Copy out the material below in full, but not its images.

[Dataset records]
--- Begin ---
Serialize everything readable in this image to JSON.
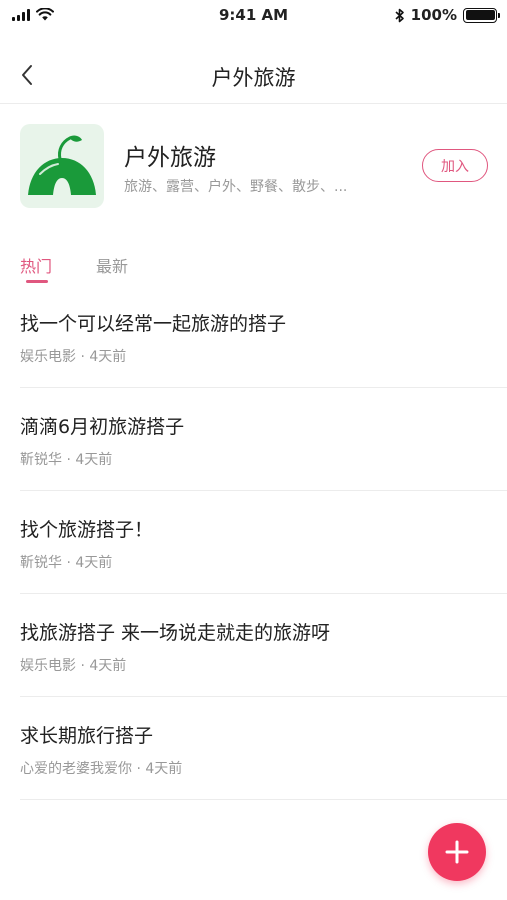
{
  "status_bar": {
    "time": "9:41 AM",
    "battery_percent": "100%",
    "icons": [
      "signal-icon",
      "wifi-icon",
      "bluetooth-icon",
      "battery-icon"
    ]
  },
  "nav": {
    "title": "户外旅游",
    "back_icon": "chevron-left-icon"
  },
  "group": {
    "name": "户外旅游",
    "tags": "旅游、露营、户外、野餐、散步、...",
    "join_label": "加入",
    "logo_icon": "tent-icon"
  },
  "tabs": [
    {
      "label": "热门",
      "active": true
    },
    {
      "label": "最新",
      "active": false
    }
  ],
  "posts": [
    {
      "title": "找一个可以经常一起旅游的搭子",
      "author": "娱乐电影",
      "time": "4天前"
    },
    {
      "title": "滴滴6月初旅游搭子",
      "author": "靳锐华",
      "time": "4天前"
    },
    {
      "title": "找个旅游搭子！",
      "author": "靳锐华",
      "time": "4天前"
    },
    {
      "title": "找旅游搭子 来一场说走就走的旅游呀",
      "author": "娱乐电影",
      "time": "4天前"
    },
    {
      "title": "求长期旅行搭子",
      "author": "心爱的老婆我爱你",
      "time": "4天前"
    }
  ],
  "meta_separator": "·",
  "fab_icon": "plus-icon",
  "colors": {
    "accent": "#e0577f",
    "fab": "#f0385f",
    "logo_green": "#1a9a3a",
    "logo_bg": "#e8f4ea"
  }
}
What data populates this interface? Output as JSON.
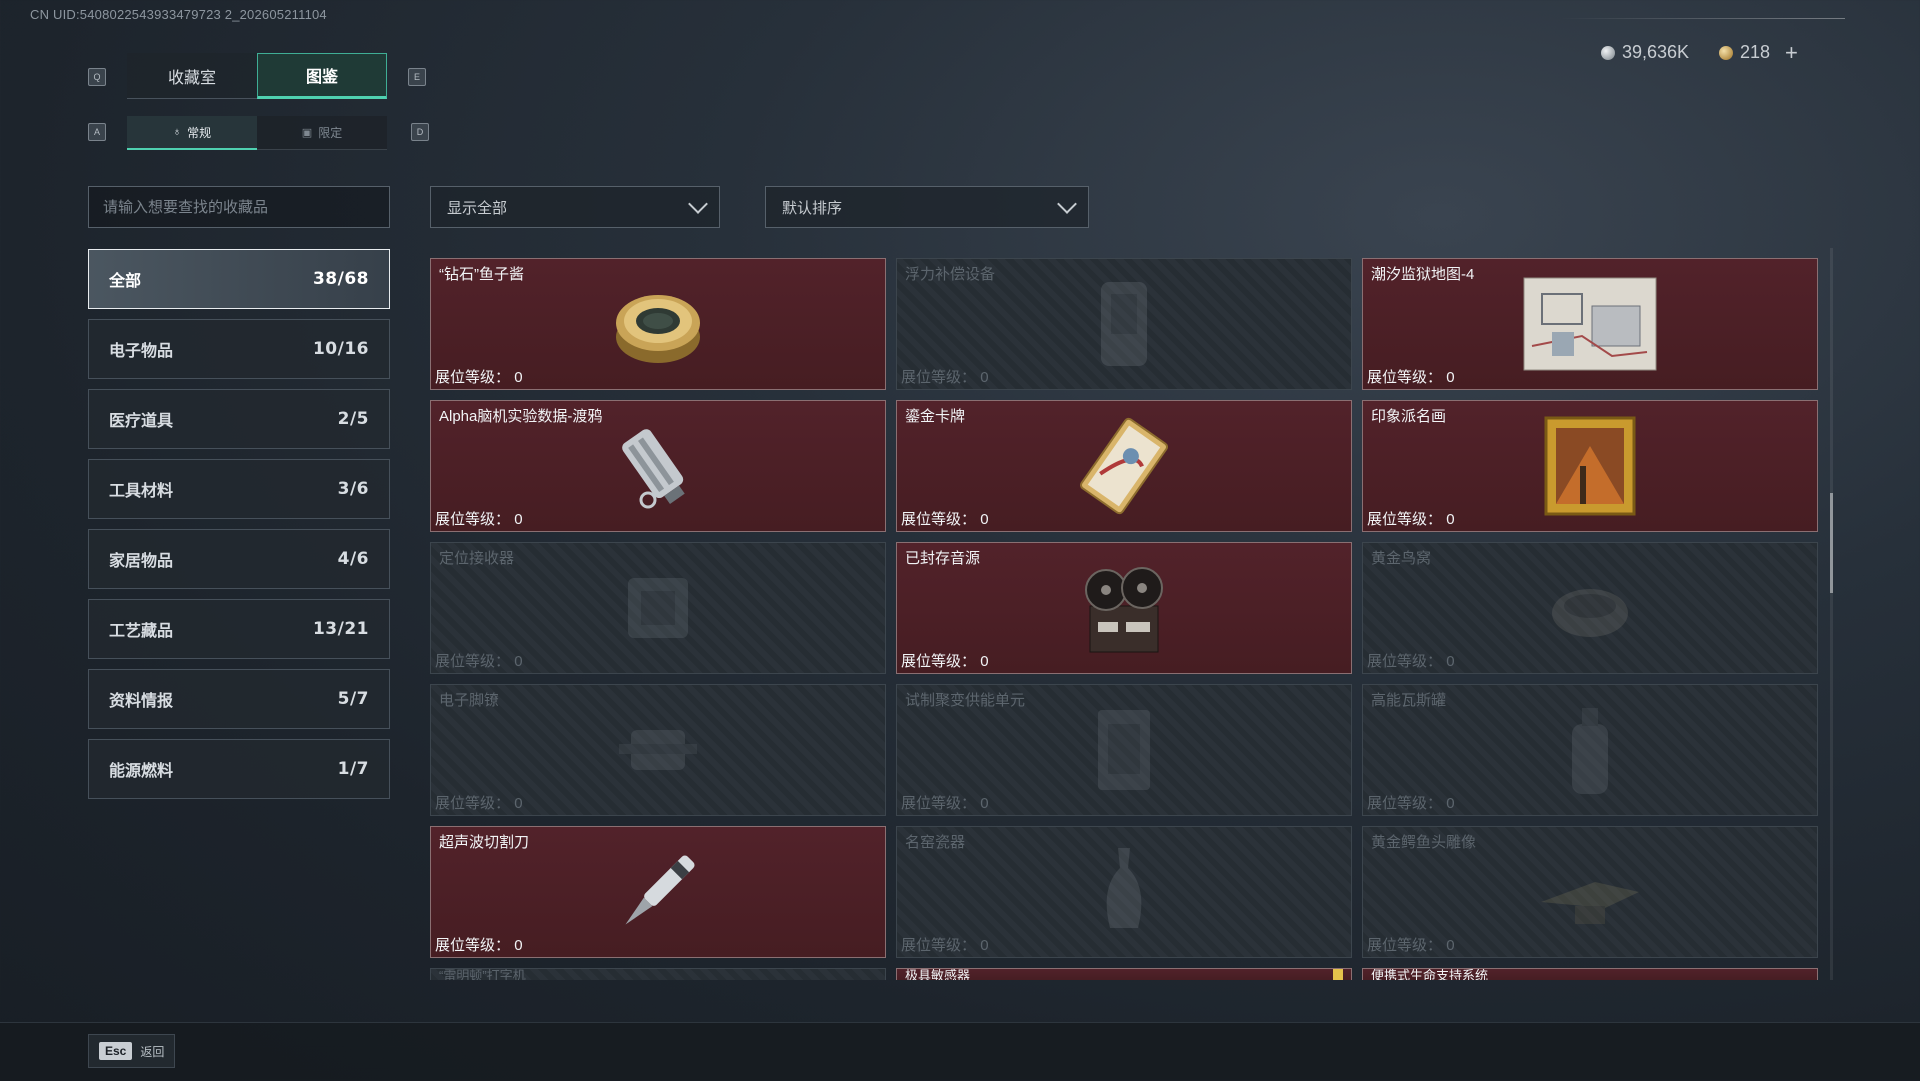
{
  "uid": "CN UID:5408022543933479723 2_202605211104",
  "currency": {
    "silver": "39,636K",
    "gold": "218",
    "plus": "+"
  },
  "keys": {
    "prev_tab": "Q",
    "next_tab": "E",
    "prev_sub": "A",
    "next_sub": "D"
  },
  "tabs": [
    {
      "label": "收藏室"
    },
    {
      "label": "图鉴"
    }
  ],
  "subtabs": [
    {
      "label": "常规"
    },
    {
      "label": "限定"
    }
  ],
  "search": {
    "placeholder": "请输入想要查找的收藏品",
    "value": ""
  },
  "filters": {
    "show": "显示全部",
    "sort": "默认排序"
  },
  "categories": [
    {
      "label": "全部",
      "count": "38/68"
    },
    {
      "label": "电子物品",
      "count": "10/16"
    },
    {
      "label": "医疗道具",
      "count": "2/5"
    },
    {
      "label": "工具材料",
      "count": "3/6"
    },
    {
      "label": "家居物品",
      "count": "4/6"
    },
    {
      "label": "工艺藏品",
      "count": "13/21"
    },
    {
      "label": "资料情报",
      "count": "5/7"
    },
    {
      "label": "能源燃料",
      "count": "1/7"
    }
  ],
  "level_label": "展位等级：",
  "items": [
    {
      "name": "“钻石”鱼子酱",
      "level": "0",
      "icon": "caviar-tin-icon"
    },
    {
      "name": "浮力补偿设备",
      "level": "0",
      "icon": "buoyancy-device-icon"
    },
    {
      "name": "潮汐监狱地图-4",
      "level": "0",
      "icon": "map-icon"
    },
    {
      "name": "Alpha脑机实验数据-渡鸦",
      "level": "0",
      "icon": "data-drive-icon"
    },
    {
      "name": "鎏金卡牌",
      "level": "0",
      "icon": "gold-card-icon"
    },
    {
      "name": "印象派名画",
      "level": "0",
      "icon": "painting-icon"
    },
    {
      "name": "定位接收器",
      "level": "0",
      "icon": "receiver-icon"
    },
    {
      "name": "已封存音源",
      "level": "0",
      "icon": "reel-recorder-icon"
    },
    {
      "name": "黄金鸟窝",
      "level": "0",
      "icon": "bird-nest-icon"
    },
    {
      "name": "电子脚镣",
      "level": "0",
      "icon": "ankle-monitor-icon"
    },
    {
      "name": "试制聚变供能单元",
      "level": "0",
      "icon": "fusion-unit-icon"
    },
    {
      "name": "高能瓦斯罐",
      "level": "0",
      "icon": "gas-canister-icon"
    },
    {
      "name": "超声波切割刀",
      "level": "0",
      "icon": "cutter-icon"
    },
    {
      "name": "名窑瓷器",
      "level": "0",
      "icon": "vase-icon"
    },
    {
      "name": "黄金鳄鱼头雕像",
      "level": "0",
      "icon": "croc-statue-icon"
    },
    {
      "name": "“雷明顿”打字机"
    },
    {
      "name": "极具敏感器"
    },
    {
      "name": "便携式生命支持系统"
    }
  ],
  "footer": {
    "esc_key": "Esc",
    "back_label": "返回"
  }
}
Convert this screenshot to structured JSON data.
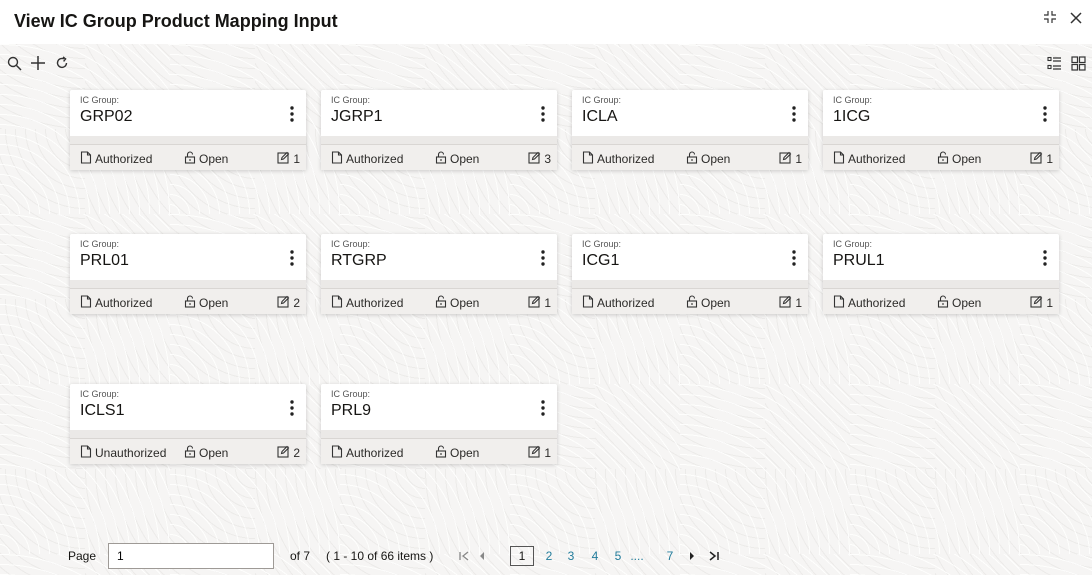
{
  "window": {
    "title": "View IC Group Product Mapping Input"
  },
  "card_label": "IC Group:",
  "cards": [
    {
      "value": "GRP02",
      "status": "Authorized",
      "lock": "Open",
      "version": "1"
    },
    {
      "value": "JGRP1",
      "status": "Authorized",
      "lock": "Open",
      "version": "3"
    },
    {
      "value": "ICLA",
      "status": "Authorized",
      "lock": "Open",
      "version": "1"
    },
    {
      "value": "1ICG",
      "status": "Authorized",
      "lock": "Open",
      "version": "1"
    },
    {
      "value": "PRL01",
      "status": "Authorized",
      "lock": "Open",
      "version": "2"
    },
    {
      "value": "RTGRP",
      "status": "Authorized",
      "lock": "Open",
      "version": "1"
    },
    {
      "value": "ICG1",
      "status": "Authorized",
      "lock": "Open",
      "version": "1"
    },
    {
      "value": "PRUL1",
      "status": "Authorized",
      "lock": "Open",
      "version": "1"
    },
    {
      "value": "ICLS1",
      "status": "Unauthorized",
      "lock": "Open",
      "version": "2"
    },
    {
      "value": "PRL9",
      "status": "Authorized",
      "lock": "Open",
      "version": "1"
    }
  ],
  "pager": {
    "page_label": "Page",
    "page_value": "1",
    "of_text": "of 7",
    "items_text": "( 1 - 10 of 66 items )",
    "pages": [
      "1",
      "2",
      "3",
      "4",
      "5",
      "....",
      "7"
    ]
  }
}
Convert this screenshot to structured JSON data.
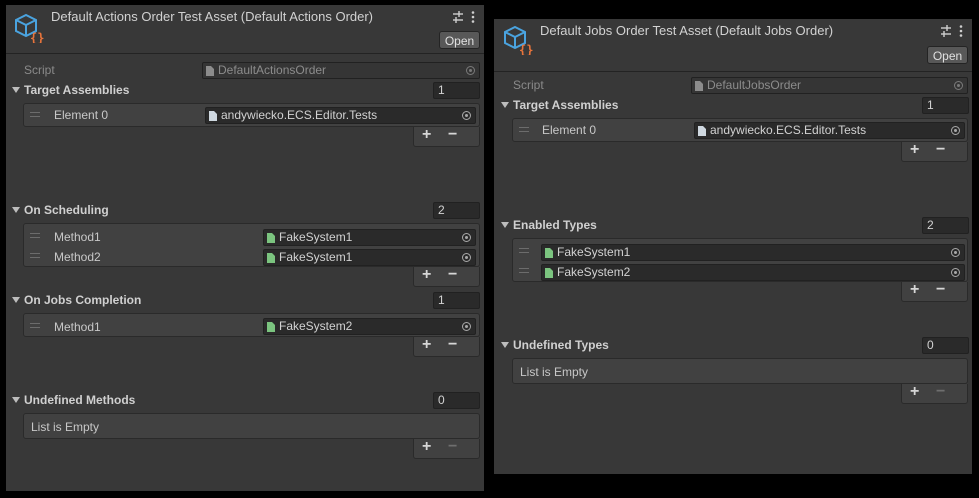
{
  "left": {
    "title": "Default Actions Order Test Asset (Default Actions Order)",
    "open_label": "Open",
    "script_label": "Script",
    "script_value": "DefaultActionsOrder",
    "target_assemblies": {
      "label": "Target Assemblies",
      "count": "1",
      "items": [
        {
          "label": "Element 0",
          "value": "andywiecko.ECS.Editor.Tests"
        }
      ]
    },
    "on_scheduling": {
      "label": "On Scheduling",
      "count": "2",
      "items": [
        {
          "label": "Method1",
          "value": "FakeSystem1"
        },
        {
          "label": "Method2",
          "value": "FakeSystem1"
        }
      ]
    },
    "on_jobs_completion": {
      "label": "On Jobs Completion",
      "count": "1",
      "items": [
        {
          "label": "Method1",
          "value": "FakeSystem2"
        }
      ]
    },
    "undefined_methods": {
      "label": "Undefined Methods",
      "count": "0",
      "empty_text": "List is Empty"
    },
    "plus": "+",
    "minus": "−"
  },
  "right": {
    "title": "Default Jobs Order Test Asset (Default Jobs Order)",
    "open_label": "Open",
    "script_label": "Script",
    "script_value": "DefaultJobsOrder",
    "target_assemblies": {
      "label": "Target Assemblies",
      "count": "1",
      "items": [
        {
          "label": "Element 0",
          "value": "andywiecko.ECS.Editor.Tests"
        }
      ]
    },
    "enabled_types": {
      "label": "Enabled Types",
      "count": "2",
      "items": [
        {
          "value": "FakeSystem1"
        },
        {
          "value": "FakeSystem2"
        }
      ]
    },
    "undefined_types": {
      "label": "Undefined Types",
      "count": "0",
      "empty_text": "List is Empty"
    },
    "plus": "+",
    "minus": "−"
  },
  "colors": {
    "panel": "#383838",
    "field": "#2a2a2a",
    "list": "#414141",
    "icon_blue": "#4aa3df",
    "icon_orange": "#e8743b",
    "script_green": "#7bc47f"
  }
}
--- End ---
Output of the exercise:
Serialize everything readable in this image to JSON.
{
  "status_bar": {
    "time": "9:41 AM",
    "battery_percent": "100%",
    "icons": [
      "signal-icon",
      "wifi-icon",
      "bluetooth-icon",
      "battery-icon"
    ]
  },
  "nav": {
    "title": "户外旅游",
    "back_icon": "chevron-left-icon"
  },
  "group": {
    "name": "户外旅游",
    "tags": "旅游、露营、户外、野餐、散步、...",
    "join_label": "加入",
    "logo_icon": "tent-icon"
  },
  "tabs": [
    {
      "label": "热门",
      "active": true
    },
    {
      "label": "最新",
      "active": false
    }
  ],
  "posts": [
    {
      "title": "找一个可以经常一起旅游的搭子",
      "author": "娱乐电影",
      "time": "4天前"
    },
    {
      "title": "滴滴6月初旅游搭子",
      "author": "靳锐华",
      "time": "4天前"
    },
    {
      "title": "找个旅游搭子！",
      "author": "靳锐华",
      "time": "4天前"
    },
    {
      "title": "找旅游搭子 来一场说走就走的旅游呀",
      "author": "娱乐电影",
      "time": "4天前"
    },
    {
      "title": "求长期旅行搭子",
      "author": "心爱的老婆我爱你",
      "time": "4天前"
    }
  ],
  "meta_separator": "·",
  "fab_icon": "plus-icon",
  "colors": {
    "accent": "#e0577f",
    "fab": "#f0385f",
    "logo_green": "#1a9a3a",
    "logo_bg": "#e8f4ea"
  }
}
What data populates this interface? Output as JSON.
{
  "uid": "CN UID:5408022543933479723 2_202605211104",
  "currency": {
    "silver": "39,636K",
    "gold": "218",
    "plus": "+"
  },
  "keys": {
    "prev_tab": "Q",
    "next_tab": "E",
    "prev_sub": "A",
    "next_sub": "D"
  },
  "tabs": [
    {
      "label": "收藏室"
    },
    {
      "label": "图鉴"
    }
  ],
  "subtabs": [
    {
      "label": "常规"
    },
    {
      "label": "限定"
    }
  ],
  "search": {
    "placeholder": "请输入想要查找的收藏品",
    "value": ""
  },
  "filters": {
    "show": "显示全部",
    "sort": "默认排序"
  },
  "categories": [
    {
      "label": "全部",
      "count": "38/68"
    },
    {
      "label": "电子物品",
      "count": "10/16"
    },
    {
      "label": "医疗道具",
      "count": "2/5"
    },
    {
      "label": "工具材料",
      "count": "3/6"
    },
    {
      "label": "家居物品",
      "count": "4/6"
    },
    {
      "label": "工艺藏品",
      "count": "13/21"
    },
    {
      "label": "资料情报",
      "count": "5/7"
    },
    {
      "label": "能源燃料",
      "count": "1/7"
    }
  ],
  "level_label": "展位等级：",
  "items": [
    {
      "name": "“钻石”鱼子酱",
      "level": "0",
      "icon": "caviar-tin-icon"
    },
    {
      "name": "浮力补偿设备",
      "level": "0",
      "icon": "buoyancy-device-icon"
    },
    {
      "name": "潮汐监狱地图-4",
      "level": "0",
      "icon": "map-icon"
    },
    {
      "name": "Alpha脑机实验数据-渡鸦",
      "level": "0",
      "icon": "data-drive-icon"
    },
    {
      "name": "鎏金卡牌",
      "level": "0",
      "icon": "gold-card-icon"
    },
    {
      "name": "印象派名画",
      "level": "0",
      "icon": "painting-icon"
    },
    {
      "name": "定位接收器",
      "level": "0",
      "icon": "receiver-icon"
    },
    {
      "name": "已封存音源",
      "level": "0",
      "icon": "reel-recorder-icon"
    },
    {
      "name": "黄金鸟窝",
      "level": "0",
      "icon": "bird-nest-icon"
    },
    {
      "name": "电子脚镣",
      "level": "0",
      "icon": "ankle-monitor-icon"
    },
    {
      "name": "试制聚变供能单元",
      "level": "0",
      "icon": "fusion-unit-icon"
    },
    {
      "name": "高能瓦斯罐",
      "level": "0",
      "icon": "gas-canister-icon"
    },
    {
      "name": "超声波切割刀",
      "level": "0",
      "icon": "cutter-icon"
    },
    {
      "name": "名窑瓷器",
      "level": "0",
      "icon": "vase-icon"
    },
    {
      "name": "黄金鳄鱼头雕像",
      "level": "0",
      "icon": "croc-statue-icon"
    },
    {
      "name": "“雷明顿”打字机"
    },
    {
      "name": "极具敏感器"
    },
    {
      "name": "便携式生命支持系统"
    }
  ],
  "footer": {
    "esc_key": "Esc",
    "back_label": "返回"
  }
}
Convert this screenshot to structured JSON data.
{
  "window": {
    "title": "View IC Group Product Mapping Input"
  },
  "card_label": "IC Group:",
  "cards": [
    {
      "value": "GRP02",
      "status": "Authorized",
      "lock": "Open",
      "version": "1"
    },
    {
      "value": "JGRP1",
      "status": "Authorized",
      "lock": "Open",
      "version": "3"
    },
    {
      "value": "ICLA",
      "status": "Authorized",
      "lock": "Open",
      "version": "1"
    },
    {
      "value": "1ICG",
      "status": "Authorized",
      "lock": "Open",
      "version": "1"
    },
    {
      "value": "PRL01",
      "status": "Authorized",
      "lock": "Open",
      "version": "2"
    },
    {
      "value": "RTGRP",
      "status": "Authorized",
      "lock": "Open",
      "version": "1"
    },
    {
      "value": "ICG1",
      "status": "Authorized",
      "lock": "Open",
      "version": "1"
    },
    {
      "value": "PRUL1",
      "status": "Authorized",
      "lock": "Open",
      "version": "1"
    },
    {
      "value": "ICLS1",
      "status": "Unauthorized",
      "lock": "Open",
      "version": "2"
    },
    {
      "value": "PRL9",
      "status": "Authorized",
      "lock": "Open",
      "version": "1"
    }
  ],
  "pager": {
    "page_label": "Page",
    "page_value": "1",
    "of_text": "of 7",
    "items_text": "( 1 - 10 of 66 items )",
    "pages": [
      "1",
      "2",
      "3",
      "4",
      "5",
      "....",
      "7"
    ]
  }
}
Convert this screenshot to structured JSON data.
{
  "left": {
    "title": "Default Actions Order Test Asset (Default Actions Order)",
    "open_label": "Open",
    "script_label": "Script",
    "script_value": "DefaultActionsOrder",
    "target_assemblies": {
      "label": "Target Assemblies",
      "count": "1",
      "items": [
        {
          "label": "Element 0",
          "value": "andywiecko.ECS.Editor.Tests"
        }
      ]
    },
    "on_scheduling": {
      "label": "On Scheduling",
      "count": "2",
      "items": [
        {
          "label": "Method1",
          "value": "FakeSystem1"
        },
        {
          "label": "Method2",
          "value": "FakeSystem1"
        }
      ]
    },
    "on_jobs_completion": {
      "label": "On Jobs Completion",
      "count": "1",
      "items": [
        {
          "label": "Method1",
          "value": "FakeSystem2"
        }
      ]
    },
    "undefined_methods": {
      "label": "Undefined Methods",
      "count": "0",
      "empty_text": "List is Empty"
    },
    "plus": "+",
    "minus": "−"
  },
  "right": {
    "title": "Default Jobs Order Test Asset (Default Jobs Order)",
    "open_label": "Open",
    "script_label": "Script",
    "script_value": "DefaultJobsOrder",
    "target_assemblies": {
      "label": "Target Assemblies",
      "count": "1",
      "items": [
        {
          "label": "Element 0",
          "value": "andywiecko.ECS.Editor.Tests"
        }
      ]
    },
    "enabled_types": {
      "label": "Enabled Types",
      "count": "2",
      "items": [
        {
          "value": "FakeSystem1"
        },
        {
          "value": "FakeSystem2"
        }
      ]
    },
    "undefined_types": {
      "label": "Undefined Types",
      "count": "0",
      "empty_text": "List is Empty"
    },
    "plus": "+",
    "minus": "−"
  },
  "colors": {
    "panel": "#383838",
    "field": "#2a2a2a",
    "list": "#414141",
    "icon_blue": "#4aa3df",
    "icon_orange": "#e8743b",
    "script_green": "#7bc47f"
  }
}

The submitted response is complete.